### What the task asks
Each line in these records that contains "subtitle" counts once. Give the number only.

*** Opening Data provided ***

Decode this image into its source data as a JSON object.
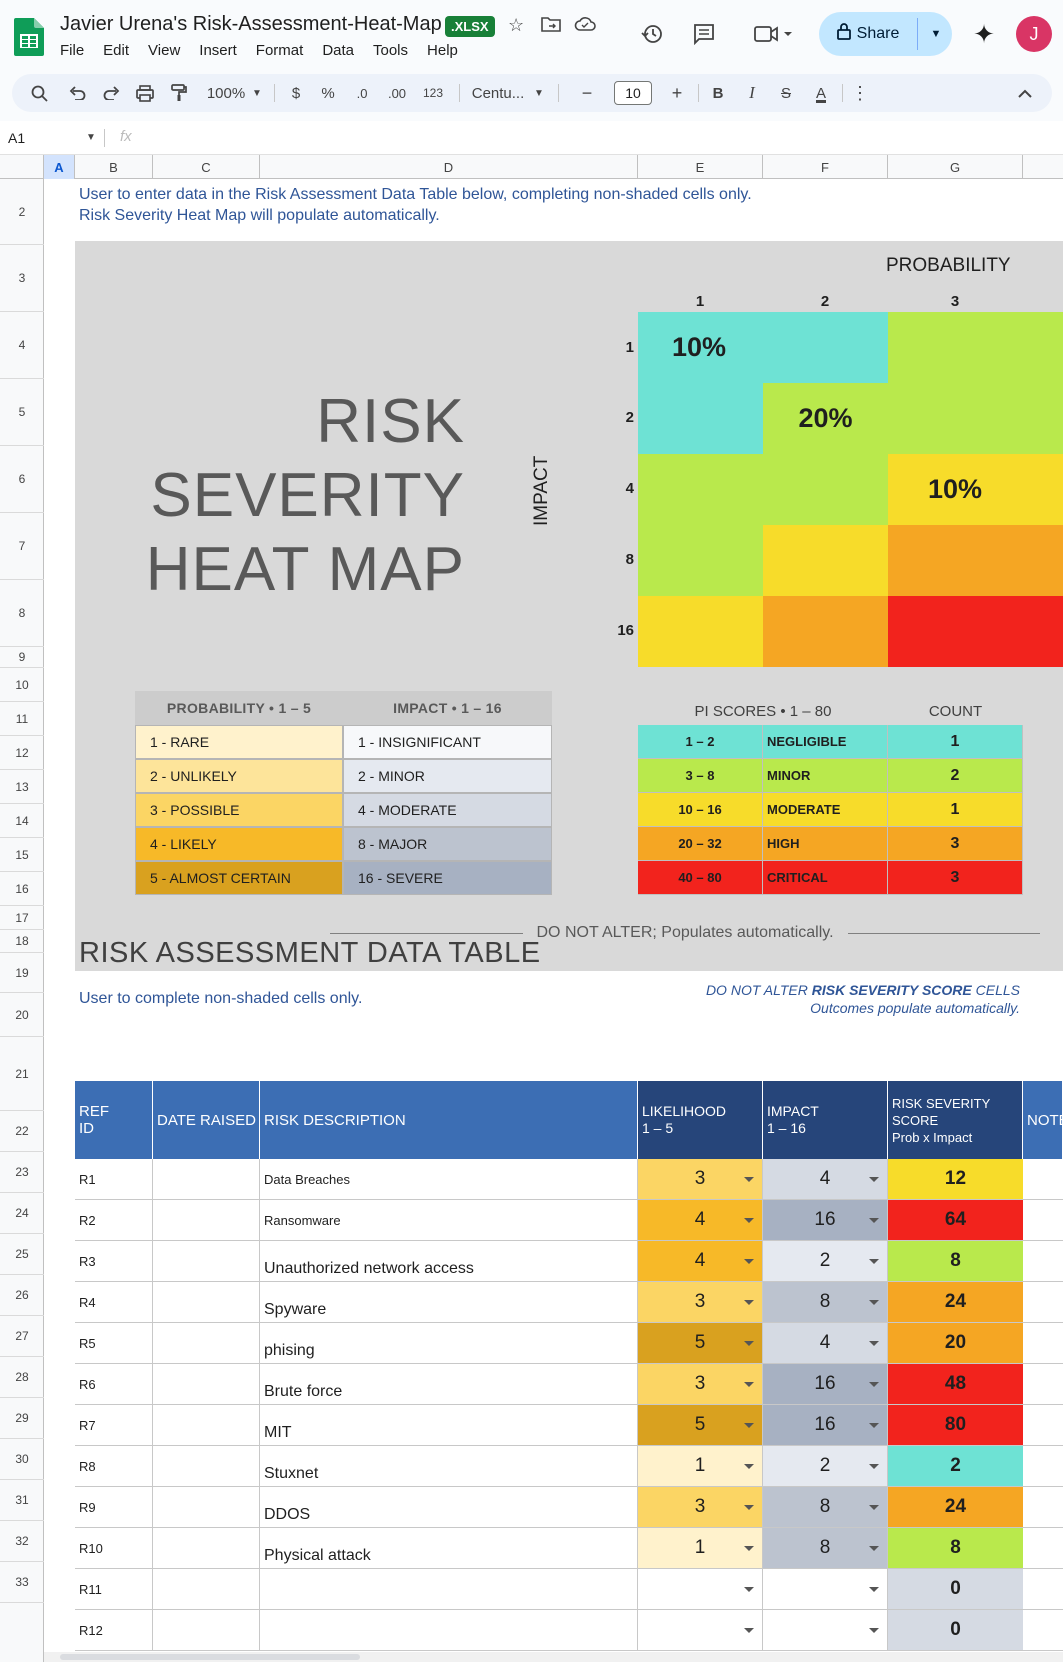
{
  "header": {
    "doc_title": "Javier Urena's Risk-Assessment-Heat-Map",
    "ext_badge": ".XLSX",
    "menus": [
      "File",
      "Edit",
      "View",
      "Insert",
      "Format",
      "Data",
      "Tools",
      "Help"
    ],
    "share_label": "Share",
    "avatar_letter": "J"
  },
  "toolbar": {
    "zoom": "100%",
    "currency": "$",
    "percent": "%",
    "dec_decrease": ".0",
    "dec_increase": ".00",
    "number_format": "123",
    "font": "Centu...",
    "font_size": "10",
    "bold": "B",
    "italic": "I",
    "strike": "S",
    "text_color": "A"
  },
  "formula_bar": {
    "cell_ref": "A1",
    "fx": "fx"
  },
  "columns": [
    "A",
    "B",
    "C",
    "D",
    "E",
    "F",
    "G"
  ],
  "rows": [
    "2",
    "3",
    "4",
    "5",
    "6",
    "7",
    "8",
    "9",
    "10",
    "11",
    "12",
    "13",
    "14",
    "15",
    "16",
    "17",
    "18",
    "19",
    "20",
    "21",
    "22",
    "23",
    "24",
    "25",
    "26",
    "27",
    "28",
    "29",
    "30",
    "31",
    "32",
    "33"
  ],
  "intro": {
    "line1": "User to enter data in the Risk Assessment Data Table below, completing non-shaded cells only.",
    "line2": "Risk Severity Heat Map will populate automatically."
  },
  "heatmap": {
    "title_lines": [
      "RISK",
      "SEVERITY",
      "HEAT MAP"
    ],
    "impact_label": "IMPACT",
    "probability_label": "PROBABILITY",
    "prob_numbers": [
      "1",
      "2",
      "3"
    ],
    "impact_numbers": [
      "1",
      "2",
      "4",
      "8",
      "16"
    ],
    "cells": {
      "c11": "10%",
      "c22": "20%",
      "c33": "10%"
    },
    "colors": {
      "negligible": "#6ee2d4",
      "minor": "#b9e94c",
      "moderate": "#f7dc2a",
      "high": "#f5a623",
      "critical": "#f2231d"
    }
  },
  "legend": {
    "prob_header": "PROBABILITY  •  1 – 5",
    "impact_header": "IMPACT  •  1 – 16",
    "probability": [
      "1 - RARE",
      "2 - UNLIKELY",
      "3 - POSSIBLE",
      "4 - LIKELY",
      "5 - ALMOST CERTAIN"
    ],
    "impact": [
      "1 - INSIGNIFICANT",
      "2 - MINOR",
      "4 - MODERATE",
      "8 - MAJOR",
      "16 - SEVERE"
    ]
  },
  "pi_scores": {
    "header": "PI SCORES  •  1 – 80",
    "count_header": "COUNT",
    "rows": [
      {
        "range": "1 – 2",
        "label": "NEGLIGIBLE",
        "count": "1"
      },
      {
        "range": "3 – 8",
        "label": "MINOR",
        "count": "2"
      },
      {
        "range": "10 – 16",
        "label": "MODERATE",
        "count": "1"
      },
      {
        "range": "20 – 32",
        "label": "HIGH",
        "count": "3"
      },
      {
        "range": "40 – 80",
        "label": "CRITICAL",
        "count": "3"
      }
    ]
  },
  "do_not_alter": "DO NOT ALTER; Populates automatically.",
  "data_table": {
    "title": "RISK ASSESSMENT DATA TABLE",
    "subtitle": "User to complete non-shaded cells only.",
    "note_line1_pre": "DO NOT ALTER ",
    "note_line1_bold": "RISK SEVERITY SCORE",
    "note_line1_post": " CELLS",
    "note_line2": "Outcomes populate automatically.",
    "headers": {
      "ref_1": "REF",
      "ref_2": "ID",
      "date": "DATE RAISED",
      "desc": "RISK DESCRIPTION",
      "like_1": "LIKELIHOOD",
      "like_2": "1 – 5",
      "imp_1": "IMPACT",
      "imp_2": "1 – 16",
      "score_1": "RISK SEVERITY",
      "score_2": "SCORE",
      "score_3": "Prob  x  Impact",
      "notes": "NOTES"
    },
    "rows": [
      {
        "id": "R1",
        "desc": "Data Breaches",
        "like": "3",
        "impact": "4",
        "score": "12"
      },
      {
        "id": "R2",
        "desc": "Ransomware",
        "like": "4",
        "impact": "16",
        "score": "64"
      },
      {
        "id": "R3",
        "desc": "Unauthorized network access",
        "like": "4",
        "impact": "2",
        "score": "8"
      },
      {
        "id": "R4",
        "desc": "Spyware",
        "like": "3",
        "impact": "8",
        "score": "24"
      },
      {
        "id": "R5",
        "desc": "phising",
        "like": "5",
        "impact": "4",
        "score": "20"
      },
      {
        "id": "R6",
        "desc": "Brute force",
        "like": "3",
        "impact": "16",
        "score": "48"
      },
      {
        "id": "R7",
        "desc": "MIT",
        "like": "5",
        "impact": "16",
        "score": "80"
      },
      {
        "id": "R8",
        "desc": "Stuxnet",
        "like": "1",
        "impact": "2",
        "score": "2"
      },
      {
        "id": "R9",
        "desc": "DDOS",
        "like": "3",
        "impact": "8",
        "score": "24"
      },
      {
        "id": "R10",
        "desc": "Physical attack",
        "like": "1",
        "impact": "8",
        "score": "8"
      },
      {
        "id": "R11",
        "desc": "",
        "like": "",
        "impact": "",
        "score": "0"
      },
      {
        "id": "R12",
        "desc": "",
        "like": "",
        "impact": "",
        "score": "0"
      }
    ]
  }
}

*** Closing Data provided ***
*** Opening Data provided ***

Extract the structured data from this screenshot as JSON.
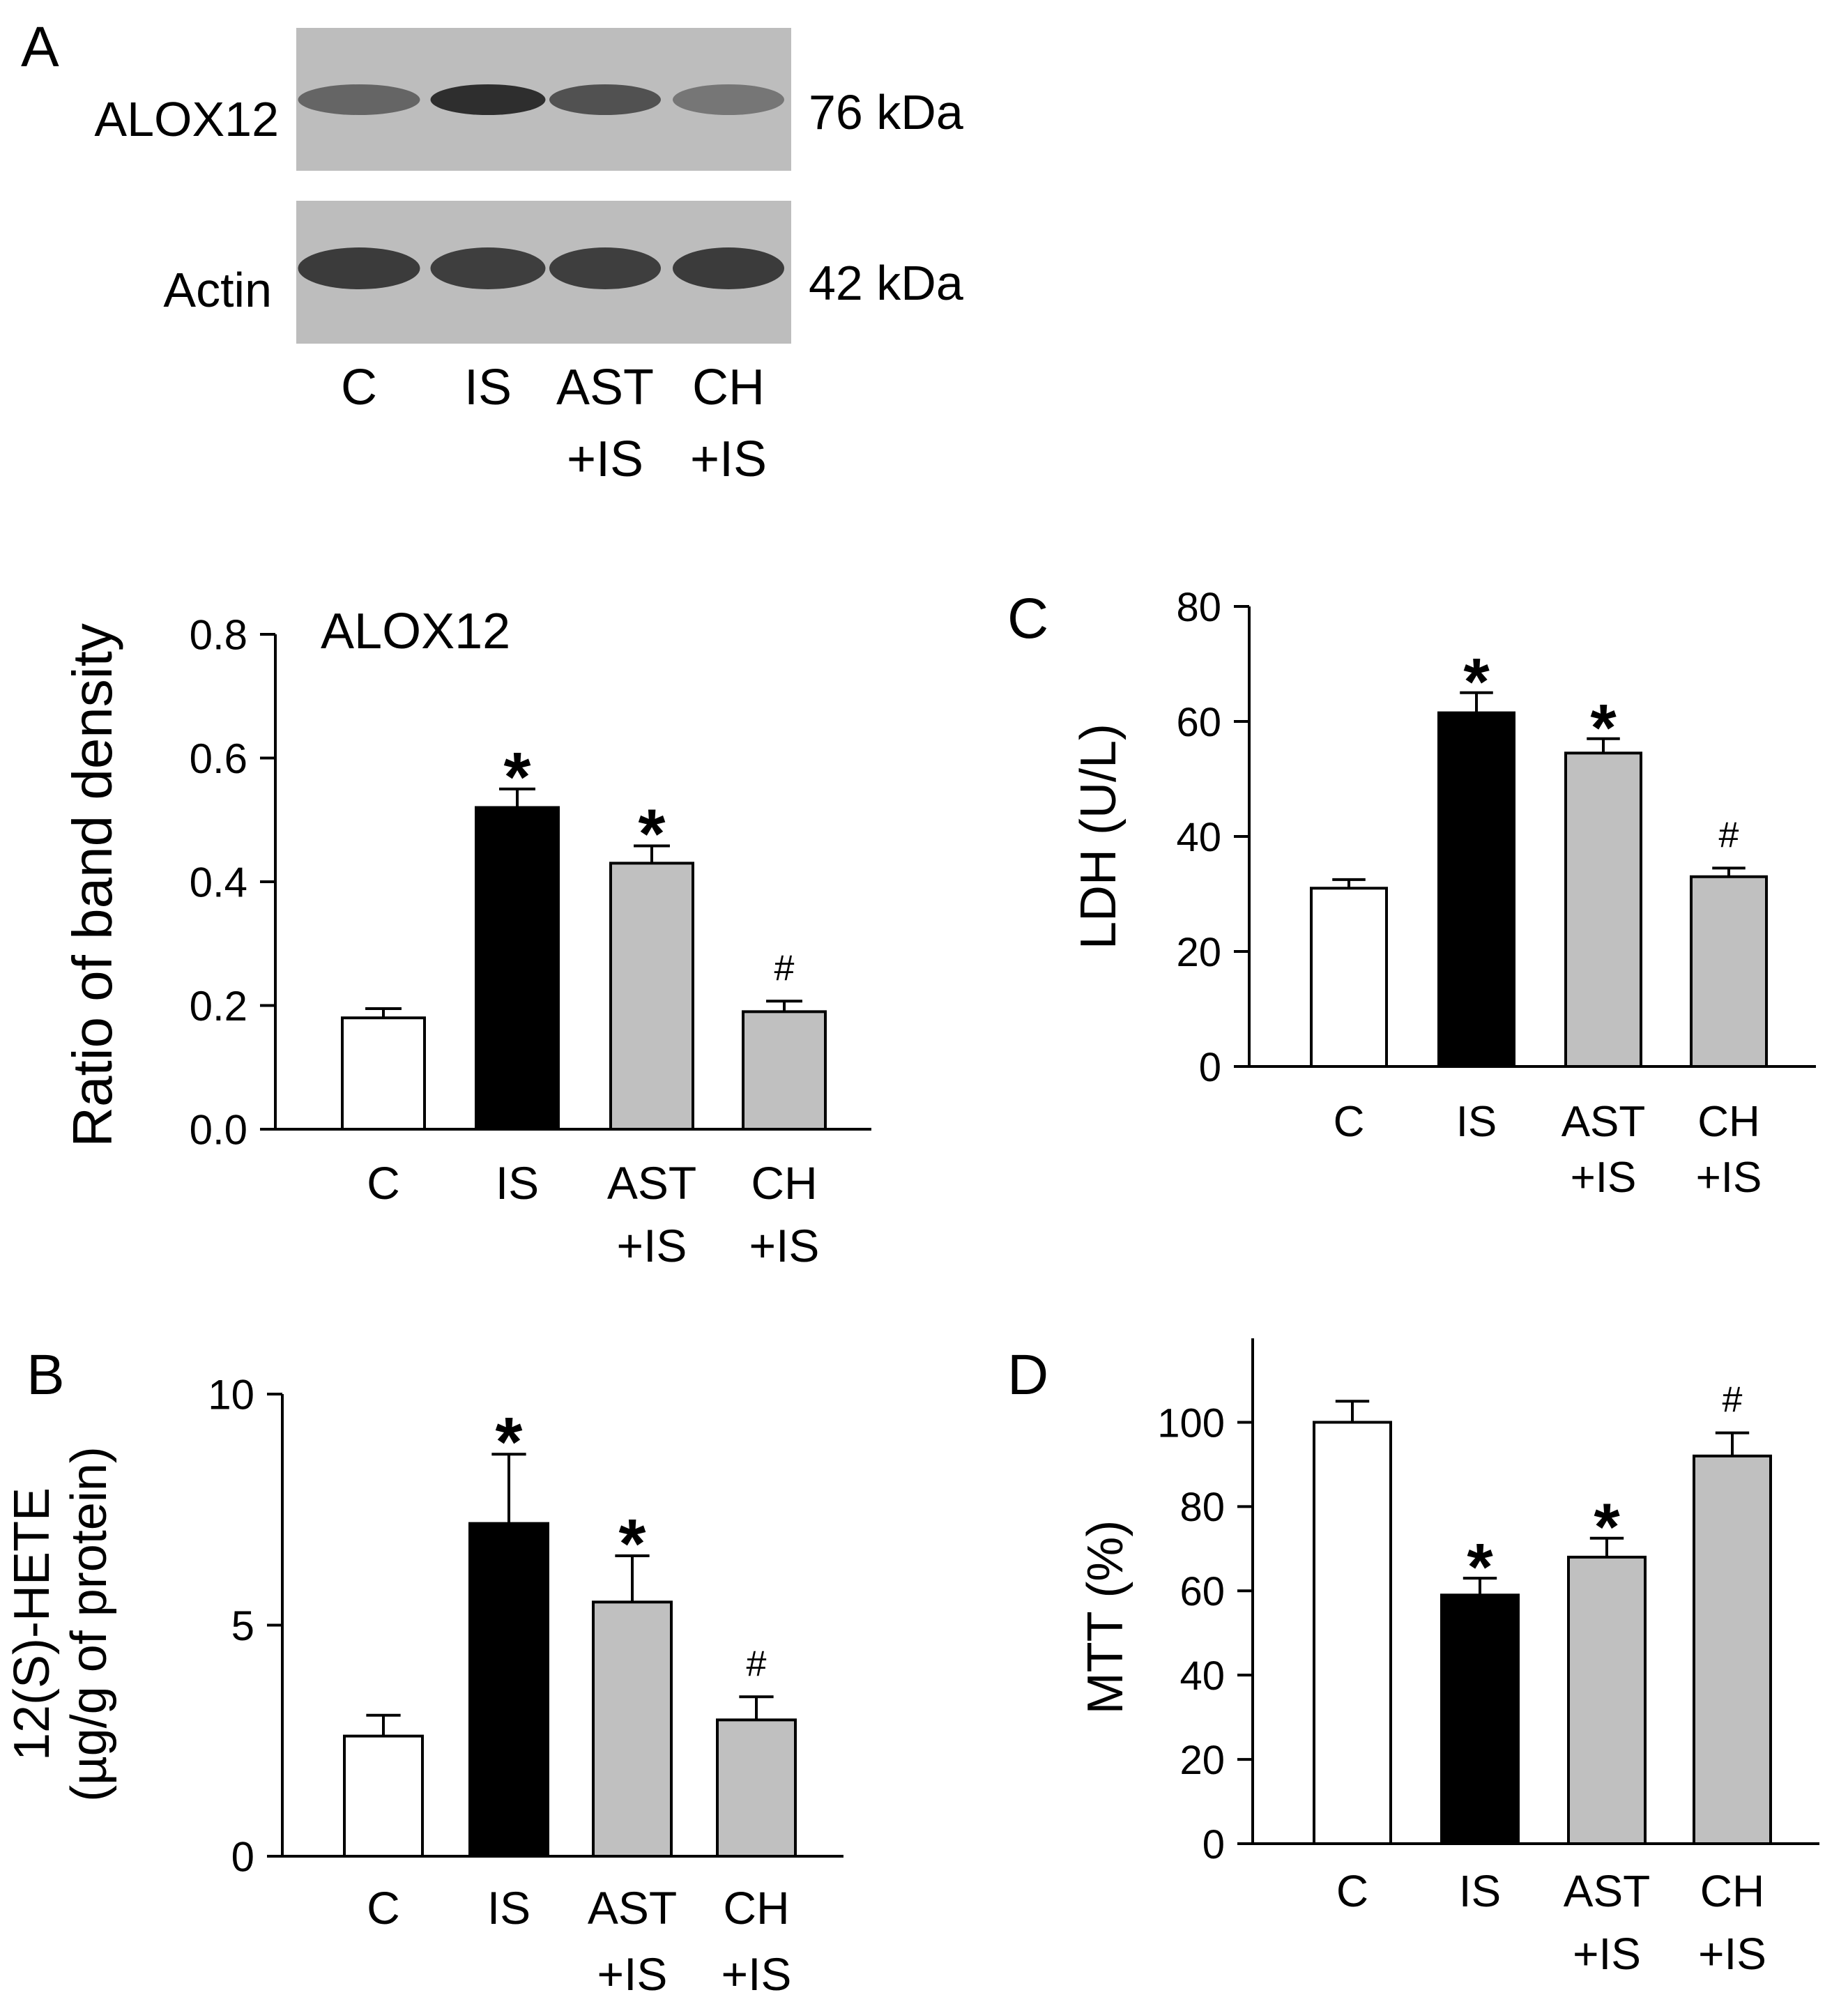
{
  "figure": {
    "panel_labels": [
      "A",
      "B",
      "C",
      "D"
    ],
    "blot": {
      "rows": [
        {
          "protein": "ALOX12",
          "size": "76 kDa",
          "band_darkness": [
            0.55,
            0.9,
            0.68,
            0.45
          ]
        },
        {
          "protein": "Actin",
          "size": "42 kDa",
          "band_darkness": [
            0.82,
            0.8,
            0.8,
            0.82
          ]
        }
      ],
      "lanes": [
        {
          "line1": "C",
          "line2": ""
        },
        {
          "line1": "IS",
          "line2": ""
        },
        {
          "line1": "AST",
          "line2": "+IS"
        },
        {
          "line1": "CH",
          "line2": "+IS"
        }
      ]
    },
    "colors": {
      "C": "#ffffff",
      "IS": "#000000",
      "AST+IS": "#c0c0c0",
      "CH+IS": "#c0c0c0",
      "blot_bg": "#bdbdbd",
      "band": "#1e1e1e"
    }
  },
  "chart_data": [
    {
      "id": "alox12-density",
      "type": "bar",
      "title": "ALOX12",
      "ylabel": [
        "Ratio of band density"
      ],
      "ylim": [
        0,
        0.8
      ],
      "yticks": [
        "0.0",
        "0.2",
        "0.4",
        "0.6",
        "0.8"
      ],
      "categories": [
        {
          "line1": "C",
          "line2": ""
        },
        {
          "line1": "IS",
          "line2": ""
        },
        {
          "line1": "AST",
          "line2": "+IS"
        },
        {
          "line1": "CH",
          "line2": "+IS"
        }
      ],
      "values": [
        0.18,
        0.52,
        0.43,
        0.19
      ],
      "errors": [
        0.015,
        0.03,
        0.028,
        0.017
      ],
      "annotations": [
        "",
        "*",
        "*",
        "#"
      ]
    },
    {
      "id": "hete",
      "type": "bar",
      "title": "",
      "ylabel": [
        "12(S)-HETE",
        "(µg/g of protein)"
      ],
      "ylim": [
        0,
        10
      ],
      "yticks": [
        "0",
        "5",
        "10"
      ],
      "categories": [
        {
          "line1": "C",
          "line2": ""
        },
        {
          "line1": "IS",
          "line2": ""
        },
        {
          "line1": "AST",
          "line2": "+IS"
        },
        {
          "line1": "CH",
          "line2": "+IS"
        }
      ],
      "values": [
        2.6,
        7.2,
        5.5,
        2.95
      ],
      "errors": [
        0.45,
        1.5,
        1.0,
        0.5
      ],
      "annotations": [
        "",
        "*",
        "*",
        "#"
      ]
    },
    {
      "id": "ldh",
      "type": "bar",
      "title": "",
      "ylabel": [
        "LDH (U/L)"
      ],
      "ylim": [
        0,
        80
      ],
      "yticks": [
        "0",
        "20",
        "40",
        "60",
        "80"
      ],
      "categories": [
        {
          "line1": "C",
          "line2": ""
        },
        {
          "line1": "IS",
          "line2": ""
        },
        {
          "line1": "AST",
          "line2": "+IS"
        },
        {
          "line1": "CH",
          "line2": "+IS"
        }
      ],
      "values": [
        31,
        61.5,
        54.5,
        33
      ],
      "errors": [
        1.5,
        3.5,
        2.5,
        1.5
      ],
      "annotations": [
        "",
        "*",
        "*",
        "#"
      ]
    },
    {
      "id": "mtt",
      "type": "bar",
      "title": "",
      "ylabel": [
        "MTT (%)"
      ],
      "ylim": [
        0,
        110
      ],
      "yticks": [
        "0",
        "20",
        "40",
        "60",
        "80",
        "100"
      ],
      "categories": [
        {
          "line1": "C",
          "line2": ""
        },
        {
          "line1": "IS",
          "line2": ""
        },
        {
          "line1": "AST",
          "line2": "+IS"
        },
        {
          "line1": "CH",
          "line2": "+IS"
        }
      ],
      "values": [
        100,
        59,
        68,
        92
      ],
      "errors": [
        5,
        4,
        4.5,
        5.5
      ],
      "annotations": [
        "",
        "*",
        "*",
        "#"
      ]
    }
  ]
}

*** Closing Data provided ***
*** Opening Data provided ***

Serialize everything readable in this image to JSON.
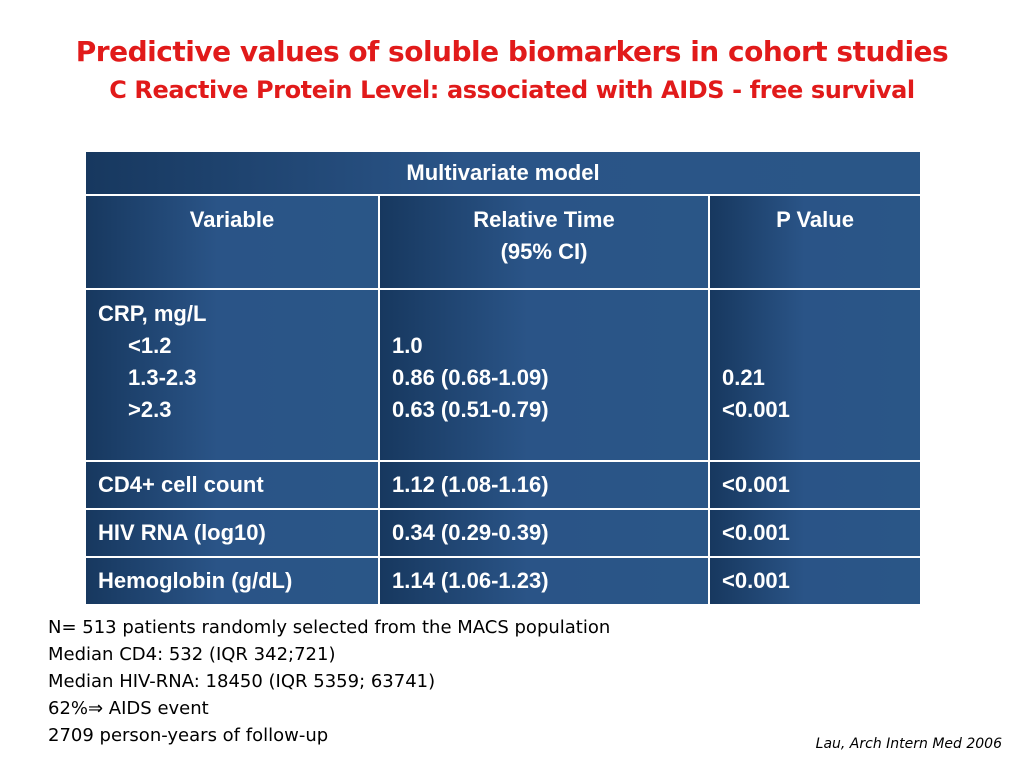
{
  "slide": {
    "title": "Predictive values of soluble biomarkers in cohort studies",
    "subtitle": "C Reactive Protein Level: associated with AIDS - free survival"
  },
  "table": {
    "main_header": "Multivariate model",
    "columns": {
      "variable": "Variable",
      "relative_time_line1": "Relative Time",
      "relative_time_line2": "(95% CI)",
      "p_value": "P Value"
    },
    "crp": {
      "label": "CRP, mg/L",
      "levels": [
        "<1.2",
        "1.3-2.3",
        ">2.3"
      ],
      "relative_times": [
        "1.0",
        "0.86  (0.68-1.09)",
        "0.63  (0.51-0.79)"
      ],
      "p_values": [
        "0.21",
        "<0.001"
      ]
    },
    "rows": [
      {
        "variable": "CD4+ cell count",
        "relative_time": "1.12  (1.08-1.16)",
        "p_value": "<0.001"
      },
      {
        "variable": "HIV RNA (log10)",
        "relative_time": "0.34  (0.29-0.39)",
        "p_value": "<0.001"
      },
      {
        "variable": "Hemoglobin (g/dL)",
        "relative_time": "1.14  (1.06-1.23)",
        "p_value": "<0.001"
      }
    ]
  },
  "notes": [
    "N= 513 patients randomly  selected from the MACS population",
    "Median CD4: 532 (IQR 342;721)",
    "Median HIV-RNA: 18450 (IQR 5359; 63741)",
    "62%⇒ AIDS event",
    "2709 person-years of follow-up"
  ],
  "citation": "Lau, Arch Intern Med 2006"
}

*** Closing Data provided ***

### Answer
2